**ENTRIES PROVIDED:**
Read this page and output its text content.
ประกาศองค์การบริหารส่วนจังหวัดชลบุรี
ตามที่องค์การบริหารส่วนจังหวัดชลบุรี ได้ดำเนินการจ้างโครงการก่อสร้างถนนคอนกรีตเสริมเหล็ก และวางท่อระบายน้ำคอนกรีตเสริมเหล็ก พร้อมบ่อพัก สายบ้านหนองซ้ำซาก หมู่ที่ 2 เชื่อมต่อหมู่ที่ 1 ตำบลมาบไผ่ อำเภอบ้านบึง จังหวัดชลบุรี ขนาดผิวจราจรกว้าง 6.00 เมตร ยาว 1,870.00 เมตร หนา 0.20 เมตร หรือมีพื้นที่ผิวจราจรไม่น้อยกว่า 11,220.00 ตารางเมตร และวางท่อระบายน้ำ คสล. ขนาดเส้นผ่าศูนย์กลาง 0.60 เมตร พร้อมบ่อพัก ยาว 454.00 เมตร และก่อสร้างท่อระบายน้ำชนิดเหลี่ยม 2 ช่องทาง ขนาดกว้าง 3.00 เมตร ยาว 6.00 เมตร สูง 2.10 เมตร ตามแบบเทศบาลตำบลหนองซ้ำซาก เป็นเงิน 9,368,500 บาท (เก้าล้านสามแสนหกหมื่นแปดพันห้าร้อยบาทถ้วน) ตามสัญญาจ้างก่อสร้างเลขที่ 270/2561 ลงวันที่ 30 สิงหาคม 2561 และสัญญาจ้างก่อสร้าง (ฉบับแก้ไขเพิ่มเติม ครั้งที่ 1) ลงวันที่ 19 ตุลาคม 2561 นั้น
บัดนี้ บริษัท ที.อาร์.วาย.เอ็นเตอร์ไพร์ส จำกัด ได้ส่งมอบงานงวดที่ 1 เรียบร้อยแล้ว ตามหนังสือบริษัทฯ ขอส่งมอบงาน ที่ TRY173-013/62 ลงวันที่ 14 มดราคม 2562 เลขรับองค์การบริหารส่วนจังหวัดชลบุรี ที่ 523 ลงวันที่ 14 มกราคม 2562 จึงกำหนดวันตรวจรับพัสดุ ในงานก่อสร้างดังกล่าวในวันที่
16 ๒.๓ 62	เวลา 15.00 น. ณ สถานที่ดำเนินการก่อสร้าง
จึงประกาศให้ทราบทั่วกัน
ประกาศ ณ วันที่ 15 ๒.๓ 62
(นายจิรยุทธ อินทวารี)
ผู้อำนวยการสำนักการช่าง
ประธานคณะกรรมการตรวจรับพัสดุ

**EXERCISE DIRECTIONS:**
From the records above, please extract every line and repeat it exactly.

**TASK RESPONSE:**
Read this page and output its text content.
ประกาศองค์การบริหารส่วนจังหวัดชลบุรี
ตามที่องค์การบริหารส่วนจังหวัดชลบุรี ได้ดำเนินการจ้างโครงการก่อสร้างถนนคอนกรีตเสริมเหล็ก และวางท่อระบายน้ำคอนกรีตเสริมเหล็ก พร้อมบ่อพัก สายบ้านหนองซ้ำซาก หมู่ที่ 2 เชื่อมต่อหมู่ที่ 1 ตำบลมาบไผ่ อำเภอบ้านบึง จังหวัดชลบุรี ขนาดผิวจราจรกว้าง 6.00 เมตร ยาว 1,870.00 เมตร หนา 0.20 เมตร หรือมีพื้นที่ผิวจราจรไม่น้อยกว่า 11,220.00 ตารางเมตร และวางท่อระบายน้ำ คสล. ขนาดเส้นผ่าศูนย์กลาง 0.60 เมตร พร้อมบ่อพัก ยาว 454.00 เมตร และก่อสร้างท่อระบายน้ำชนิดเหลี่ยม 2 ช่องทาง ขนาดกว้าง 3.00 เมตร ยาว 6.00 เมตร สูง 2.10 เมตร ตามแบบเทศบาลตำบลหนองซ้ำซาก เป็นเงิน 9,368,500 บาท (เก้าล้านสามแสนหกหมื่นแปดพันห้าร้อยบาทถ้วน) ตามสัญญาจ้างก่อสร้างเลขที่ 270/2561 ลงวันที่ 30 สิงหาคม 2561 และสัญญาจ้างก่อสร้าง (ฉบับแก้ไขเพิ่มเติม ครั้งที่ 1) ลงวันที่ 19 ตุลาคม 2561 นั้น
บัดนี้ บริษัท ที.อาร์.วาย.เอ็นเตอร์ไพร์ส จำกัด ได้ส่งมอบงานงวดที่ 1 เรียบร้อยแล้ว ตามหนังสือบริษัทฯ ขอส่งมอบงาน ที่ TRY173-013/62 ลงวันที่ 14 มดราคม 2562 เลขรับองค์การบริหารส่วนจังหวัดชลบุรี ที่ 523 ลงวันที่ 14 มกราคม 2562 จึงกำหนดวันตรวจรับพัสดุ ในงานก่อสร้างดังกล่าวในวันที่
16 ๒.๓ 62	เวลา 15.00 น. ณ สถานที่ดำเนินการก่อสร้าง
จึงประกาศให้ทราบทั่วกัน
ประกาศ ณ วันที่ 15 ๒.๓ 62
(นายจิรยุทธ อินทวารี)
ผู้อำนวยการสำนักการช่าง
ประธานคณะกรรมการตรวจรับพัสดุ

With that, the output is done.